--- TASK DESCRIPTION ---
Set the following entries down again exactly, line by line.
········
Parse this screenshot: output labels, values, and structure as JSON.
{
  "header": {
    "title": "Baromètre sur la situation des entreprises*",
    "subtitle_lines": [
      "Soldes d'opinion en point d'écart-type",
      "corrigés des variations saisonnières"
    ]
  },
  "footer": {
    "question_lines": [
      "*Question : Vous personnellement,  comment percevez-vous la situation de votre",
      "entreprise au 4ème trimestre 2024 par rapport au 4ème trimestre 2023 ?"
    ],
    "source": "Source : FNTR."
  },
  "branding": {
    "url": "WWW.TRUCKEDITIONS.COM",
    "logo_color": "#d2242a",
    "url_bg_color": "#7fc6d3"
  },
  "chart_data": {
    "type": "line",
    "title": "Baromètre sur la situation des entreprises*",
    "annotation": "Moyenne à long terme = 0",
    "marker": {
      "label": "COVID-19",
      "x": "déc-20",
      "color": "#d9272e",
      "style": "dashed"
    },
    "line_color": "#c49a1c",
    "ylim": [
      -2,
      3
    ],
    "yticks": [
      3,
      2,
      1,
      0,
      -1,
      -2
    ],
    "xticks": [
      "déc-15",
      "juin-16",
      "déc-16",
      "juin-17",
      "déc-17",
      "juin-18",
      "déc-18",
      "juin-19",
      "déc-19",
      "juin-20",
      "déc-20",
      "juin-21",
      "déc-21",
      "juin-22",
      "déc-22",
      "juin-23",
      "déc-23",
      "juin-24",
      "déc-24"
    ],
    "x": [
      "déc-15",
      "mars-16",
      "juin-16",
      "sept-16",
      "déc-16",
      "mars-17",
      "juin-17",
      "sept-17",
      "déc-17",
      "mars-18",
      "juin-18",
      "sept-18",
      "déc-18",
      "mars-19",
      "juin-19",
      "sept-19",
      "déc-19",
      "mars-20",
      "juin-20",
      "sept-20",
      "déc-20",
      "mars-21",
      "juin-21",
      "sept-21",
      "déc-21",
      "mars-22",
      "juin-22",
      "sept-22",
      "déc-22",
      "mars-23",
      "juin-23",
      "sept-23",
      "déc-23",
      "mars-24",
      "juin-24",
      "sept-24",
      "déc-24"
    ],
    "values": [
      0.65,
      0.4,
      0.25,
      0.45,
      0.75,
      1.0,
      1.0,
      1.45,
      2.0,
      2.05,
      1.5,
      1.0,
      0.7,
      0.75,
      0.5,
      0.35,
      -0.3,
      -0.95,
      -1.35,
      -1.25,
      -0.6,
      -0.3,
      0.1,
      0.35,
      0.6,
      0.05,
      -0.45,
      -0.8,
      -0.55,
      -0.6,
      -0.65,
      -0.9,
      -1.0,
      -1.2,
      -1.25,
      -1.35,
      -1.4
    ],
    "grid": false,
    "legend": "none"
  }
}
········
--- FINAL ANSWER ---
Parse this screenshot: output labels, values, and structure as JSON.
{
  "header": {
    "title": "Baromètre sur la situation des entreprises*",
    "subtitle_lines": [
      "Soldes d'opinion en point d'écart-type",
      "corrigés des variations saisonnières"
    ]
  },
  "footer": {
    "question_lines": [
      "*Question : Vous personnellement,  comment percevez-vous la situation de votre",
      "entreprise au 4ème trimestre 2024 par rapport au 4ème trimestre 2023 ?"
    ],
    "source": "Source : FNTR."
  },
  "branding": {
    "url": "WWW.TRUCKEDITIONS.COM",
    "logo_color": "#d2242a",
    "url_bg_color": "#7fc6d3"
  },
  "chart_data": {
    "type": "line",
    "title": "Baromètre sur la situation des entreprises*",
    "annotation": "Moyenne à long terme = 0",
    "marker": {
      "label": "COVID-19",
      "x": "déc-20",
      "color": "#d9272e",
      "style": "dashed"
    },
    "line_color": "#c49a1c",
    "ylim": [
      -2,
      3
    ],
    "yticks": [
      3,
      2,
      1,
      0,
      -1,
      -2
    ],
    "xticks": [
      "déc-15",
      "juin-16",
      "déc-16",
      "juin-17",
      "déc-17",
      "juin-18",
      "déc-18",
      "juin-19",
      "déc-19",
      "juin-20",
      "déc-20",
      "juin-21",
      "déc-21",
      "juin-22",
      "déc-22",
      "juin-23",
      "déc-23",
      "juin-24",
      "déc-24"
    ],
    "x": [
      "déc-15",
      "mars-16",
      "juin-16",
      "sept-16",
      "déc-16",
      "mars-17",
      "juin-17",
      "sept-17",
      "déc-17",
      "mars-18",
      "juin-18",
      "sept-18",
      "déc-18",
      "mars-19",
      "juin-19",
      "sept-19",
      "déc-19",
      "mars-20",
      "juin-20",
      "sept-20",
      "déc-20",
      "mars-21",
      "juin-21",
      "sept-21",
      "déc-21",
      "mars-22",
      "juin-22",
      "sept-22",
      "déc-22",
      "mars-23",
      "juin-23",
      "sept-23",
      "déc-23",
      "mars-24",
      "juin-24",
      "sept-24",
      "déc-24"
    ],
    "values": [
      0.65,
      0.4,
      0.25,
      0.45,
      0.75,
      1.0,
      1.0,
      1.45,
      2.0,
      2.05,
      1.5,
      1.0,
      0.7,
      0.75,
      0.5,
      0.35,
      -0.3,
      -0.95,
      -1.35,
      -1.25,
      -0.6,
      -0.3,
      0.1,
      0.35,
      0.6,
      0.05,
      -0.45,
      -0.8,
      -0.55,
      -0.6,
      -0.65,
      -0.9,
      -1.0,
      -1.2,
      -1.25,
      -1.35,
      -1.4
    ],
    "grid": false,
    "legend": "none"
  }
}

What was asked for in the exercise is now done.